■ Set problem: Leave out any picture and return the remaining listing below exactly as given.

---------- Material to process ----------

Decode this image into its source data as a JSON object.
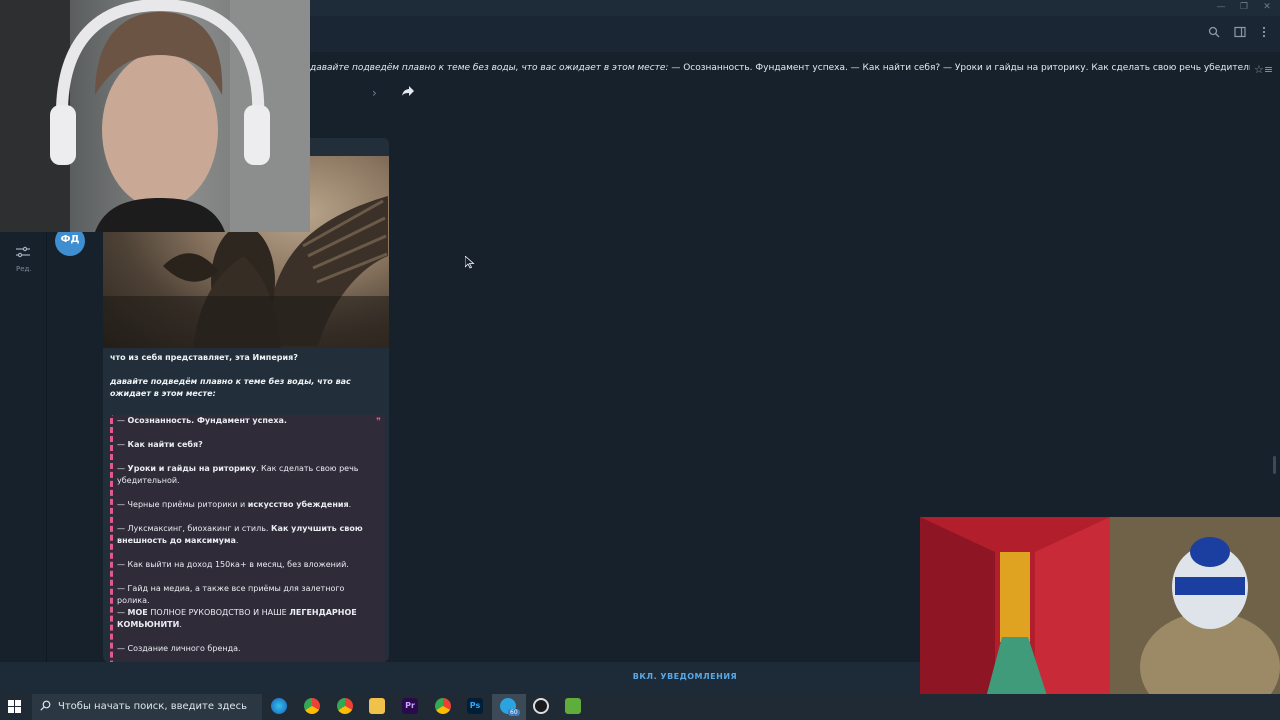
{
  "window": {
    "minimize": "—",
    "restore": "❐",
    "close": "✕"
  },
  "header_icons": [
    "search-icon",
    "sidebar-toggle-icon",
    "more-icon"
  ],
  "pinned": {
    "prefix_italic": "давайте подведём плавно к теме без воды, что вас ожидает в этом месте:",
    "rest": " — Осознанность. Фундамент успеха.  — Как найти себя?  — Уроки и гайды на риторику. Как сделать свою речь убедительной.  — Черные приёмы р..."
  },
  "sidebar": {
    "edit_label": "Ред."
  },
  "avatar": {
    "initials": "ФД",
    "color": "#3f8fd0"
  },
  "post": {
    "line1": "что из себя представляет, эта Империя?",
    "line2": "давайте подведём плавно к теме без воды, что вас ожидает в этом месте:",
    "quote": [
      {
        "pre": "— ",
        "bold": "Осознанность. Фундамент успеха.",
        "post": ""
      },
      {
        "pre": "— ",
        "bold": "Как найти себя?",
        "post": ""
      },
      {
        "pre": "— ",
        "bold": "Уроки и гайды на риторику",
        "post": ". Как сделать свою речь убедительной."
      },
      {
        "pre": "— Черные приёмы риторики и ",
        "bold": "искусство убеждения",
        "post": "."
      },
      {
        "pre": "— Луксмаксинг, биохакинг и стиль. ",
        "bold": "Как улучшить свою внешность до максимума",
        "post": "."
      },
      {
        "pre": "— Как выйти на доход 150ка+ в месяц, без вложений.",
        "bold": "",
        "post": ""
      },
      {
        "pre": "— Гайд на медиа, а также все приёмы для залетного ролика.",
        "bold": "",
        "post": ""
      },
      {
        "pre": "— ",
        "bold": "МОЕ",
        "post": " ПОЛНОЕ РУКОВОДСТВО И НАШЕ ",
        "bold2": "ЛЕГЕНДАРНОЕ КОМЬЮНИТИ",
        "post2": "."
      },
      {
        "pre": "— Создание личного бренда.",
        "bold": "",
        "post": ""
      }
    ]
  },
  "bottom": {
    "notify_label": "ВКЛ. УВЕДОМЛЕНИЯ"
  },
  "taskbar": {
    "search_placeholder": "Чтобы начать поиск, введите здесь",
    "apps": [
      "edge-icon",
      "chrome-icon",
      "chrome-icon",
      "folder-icon",
      "premiere-icon",
      "chrome-icon",
      "photoshop-icon",
      "telegram-icon",
      "obs-icon",
      "minecraft-icon"
    ],
    "telegram_badge": "60"
  },
  "colors": {
    "background": "#17212b",
    "accent": "#5aa9e6",
    "quote_bar": "#e05a8f"
  }
}
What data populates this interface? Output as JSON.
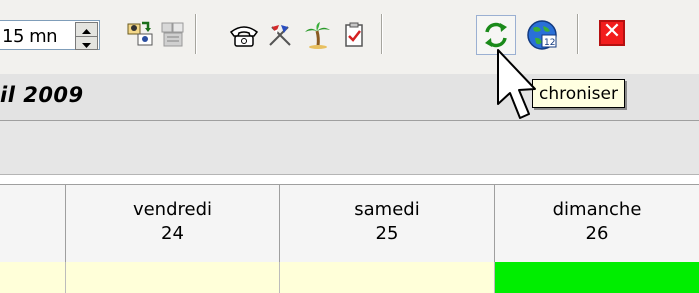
{
  "toolbar": {
    "interval_value": "15 mn",
    "tooltip": "chroniser",
    "close_glyph": "✕",
    "icons": [
      "user-swap-icon",
      "user-grid-icon",
      "phone-icon",
      "flags-icon",
      "palm-tree-icon",
      "clipboard-check-icon",
      "sync-icon",
      "globe-icon",
      "close-icon"
    ]
  },
  "header": {
    "date_label": "il 2009"
  },
  "grid": {
    "columns": [
      {
        "day": "",
        "num": "",
        "fill": "#ffffd9"
      },
      {
        "day": "vendredi",
        "num": "24",
        "fill": "#ffffd9"
      },
      {
        "day": "samedi",
        "num": "25",
        "fill": "#ffffd9"
      },
      {
        "day": "dimanche",
        "num": "26",
        "fill": "#00ee00"
      }
    ]
  },
  "colors": {
    "weekday_fill": "#ffffd9",
    "highlight_fill": "#00ee00",
    "close_red": "#f21d1d"
  }
}
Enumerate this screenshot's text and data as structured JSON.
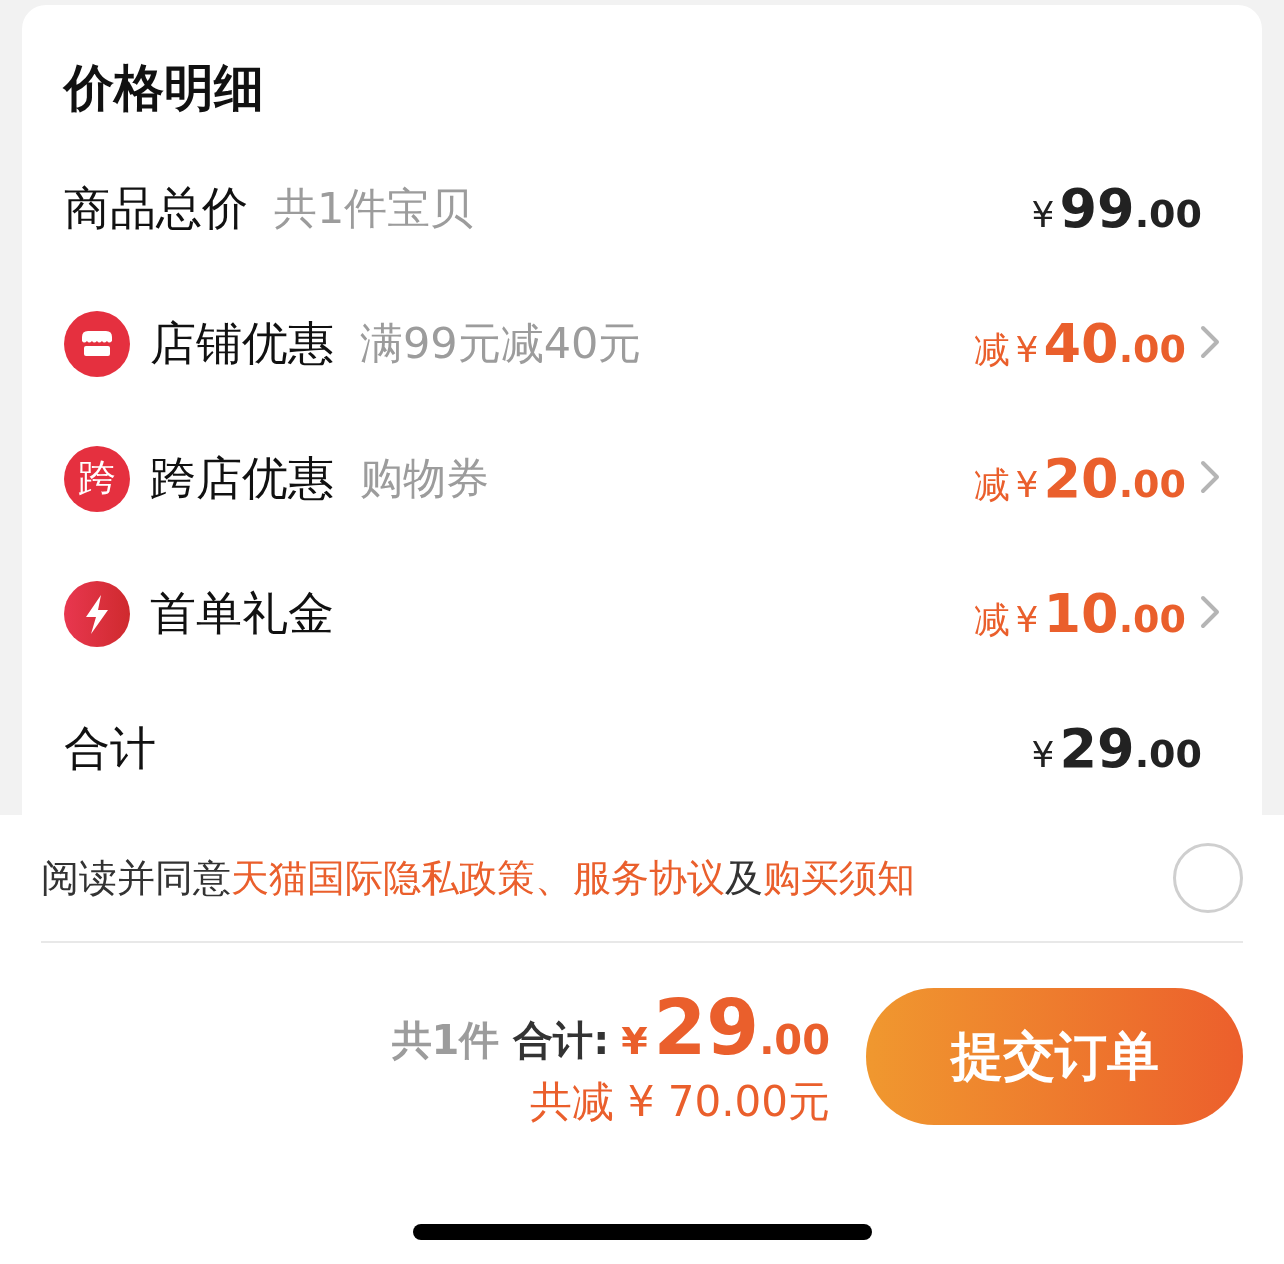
{
  "title": "价格明细",
  "rows": [
    {
      "kind": "total",
      "label": "商品总价",
      "note": "共1件宝贝",
      "currency": "¥",
      "amount": "99",
      "decimal": ".00"
    },
    {
      "kind": "discount",
      "label": "店铺优惠",
      "note": "满99元减40元",
      "prefix": "减",
      "currency": "¥",
      "amount": "40",
      "decimal": ".00"
    },
    {
      "kind": "discount",
      "icon_text": "跨",
      "label": "跨店优惠",
      "note": "购物券",
      "prefix": "减",
      "currency": "¥",
      "amount": "20",
      "decimal": ".00"
    },
    {
      "kind": "discount",
      "label": "首单礼金",
      "prefix": "减",
      "currency": "¥",
      "amount": "10",
      "decimal": ".00"
    },
    {
      "kind": "total",
      "label": "合计",
      "currency": "¥",
      "amount": "29",
      "decimal": ".00"
    }
  ],
  "agreement": {
    "checked": false,
    "parts": [
      {
        "kind": "plain",
        "text": "阅读并同意"
      },
      {
        "kind": "link",
        "text": "天猫国际隐私政策"
      },
      {
        "kind": "link",
        "text": "、服务协议"
      },
      {
        "kind": "plain",
        "text": "及"
      },
      {
        "kind": "link",
        "text": "购买须知"
      }
    ]
  },
  "footer": {
    "count": "共1件",
    "label": "合计:",
    "currency": "¥",
    "amount": "29",
    "decimal": ".00",
    "saving": "共减 ¥ 70.00元",
    "button": "提交订单"
  }
}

----------

■ Answer to the problem:
Decode this image into its source data as a JSON object.
{
  "window": {
    "minimize": "—",
    "restore": "❐",
    "close": "✕"
  },
  "header_icons": [
    "search-icon",
    "sidebar-toggle-icon",
    "more-icon"
  ],
  "pinned": {
    "prefix_italic": "давайте подведём плавно к теме без воды, что вас ожидает в этом месте:",
    "rest": " — Осознанность. Фундамент успеха.  — Как найти себя?  — Уроки и гайды на риторику. Как сделать свою речь убедительной.  — Черные приёмы р..."
  },
  "sidebar": {
    "edit_label": "Ред."
  },
  "avatar": {
    "initials": "ФД",
    "color": "#3f8fd0"
  },
  "post": {
    "line1": "что из себя представляет, эта Империя?",
    "line2": "давайте подведём плавно к теме без воды, что вас ожидает в этом месте:",
    "quote": [
      {
        "pre": "— ",
        "bold": "Осознанность. Фундамент успеха.",
        "post": ""
      },
      {
        "pre": "— ",
        "bold": "Как найти себя?",
        "post": ""
      },
      {
        "pre": "— ",
        "bold": "Уроки и гайды на риторику",
        "post": ". Как сделать свою речь убедительной."
      },
      {
        "pre": "— Черные приёмы риторики и ",
        "bold": "искусство убеждения",
        "post": "."
      },
      {
        "pre": "— Луксмаксинг, биохакинг и стиль. ",
        "bold": "Как улучшить свою внешность до максимума",
        "post": "."
      },
      {
        "pre": "— Как выйти на доход 150ка+ в месяц, без вложений.",
        "bold": "",
        "post": ""
      },
      {
        "pre": "— Гайд на медиа, а также все приёмы для залетного ролика.",
        "bold": "",
        "post": ""
      },
      {
        "pre": "— ",
        "bold": "МОЕ",
        "post": " ПОЛНОЕ РУКОВОДСТВО И НАШЕ ",
        "bold2": "ЛЕГЕНДАРНОЕ КОМЬЮНИТИ",
        "post2": "."
      },
      {
        "pre": "— Создание личного бренда.",
        "bold": "",
        "post": ""
      }
    ]
  },
  "bottom": {
    "notify_label": "ВКЛ. УВЕДОМЛЕНИЯ"
  },
  "taskbar": {
    "search_placeholder": "Чтобы начать поиск, введите здесь",
    "apps": [
      "edge-icon",
      "chrome-icon",
      "chrome-icon",
      "folder-icon",
      "premiere-icon",
      "chrome-icon",
      "photoshop-icon",
      "telegram-icon",
      "obs-icon",
      "minecraft-icon"
    ],
    "telegram_badge": "60"
  },
  "colors": {
    "background": "#17212b",
    "accent": "#5aa9e6",
    "quote_bar": "#e05a8f"
  }
}
What data populates this interface? Output as JSON.
{
  "toolbar": {
    "interval_value": "15 mn",
    "tooltip": "chroniser",
    "close_glyph": "✕",
    "icons": [
      "user-swap-icon",
      "user-grid-icon",
      "phone-icon",
      "flags-icon",
      "palm-tree-icon",
      "clipboard-check-icon",
      "sync-icon",
      "globe-icon",
      "close-icon"
    ]
  },
  "header": {
    "date_label": "il 2009"
  },
  "grid": {
    "columns": [
      {
        "day": "",
        "num": "",
        "fill": "#ffffd9"
      },
      {
        "day": "vendredi",
        "num": "24",
        "fill": "#ffffd9"
      },
      {
        "day": "samedi",
        "num": "25",
        "fill": "#ffffd9"
      },
      {
        "day": "dimanche",
        "num": "26",
        "fill": "#00ee00"
      }
    ]
  },
  "colors": {
    "weekday_fill": "#ffffd9",
    "highlight_fill": "#00ee00",
    "close_red": "#f21d1d"
  }
}
Enumerate this screenshot's text and data as structured JSON.
{
  "title": "价格明细",
  "rows": [
    {
      "kind": "total",
      "label": "商品总价",
      "note": "共1件宝贝",
      "currency": "¥",
      "amount": "99",
      "decimal": ".00"
    },
    {
      "kind": "discount",
      "label": "店铺优惠",
      "note": "满99元减40元",
      "prefix": "减",
      "currency": "¥",
      "amount": "40",
      "decimal": ".00"
    },
    {
      "kind": "discount",
      "icon_text": "跨",
      "label": "跨店优惠",
      "note": "购物券",
      "prefix": "减",
      "currency": "¥",
      "amount": "20",
      "decimal": ".00"
    },
    {
      "kind": "discount",
      "label": "首单礼金",
      "prefix": "减",
      "currency": "¥",
      "amount": "10",
      "decimal": ".00"
    },
    {
      "kind": "total",
      "label": "合计",
      "currency": "¥",
      "amount": "29",
      "decimal": ".00"
    }
  ],
  "agreement": {
    "checked": false,
    "parts": [
      {
        "kind": "plain",
        "text": "阅读并同意"
      },
      {
        "kind": "link",
        "text": "天猫国际隐私政策"
      },
      {
        "kind": "link",
        "text": "、服务协议"
      },
      {
        "kind": "plain",
        "text": "及"
      },
      {
        "kind": "link",
        "text": "购买须知"
      }
    ]
  },
  "footer": {
    "count": "共1件",
    "label": "合计:",
    "currency": "¥",
    "amount": "29",
    "decimal": ".00",
    "saving": "共减 ¥ 70.00元",
    "button": "提交订单"
  }
}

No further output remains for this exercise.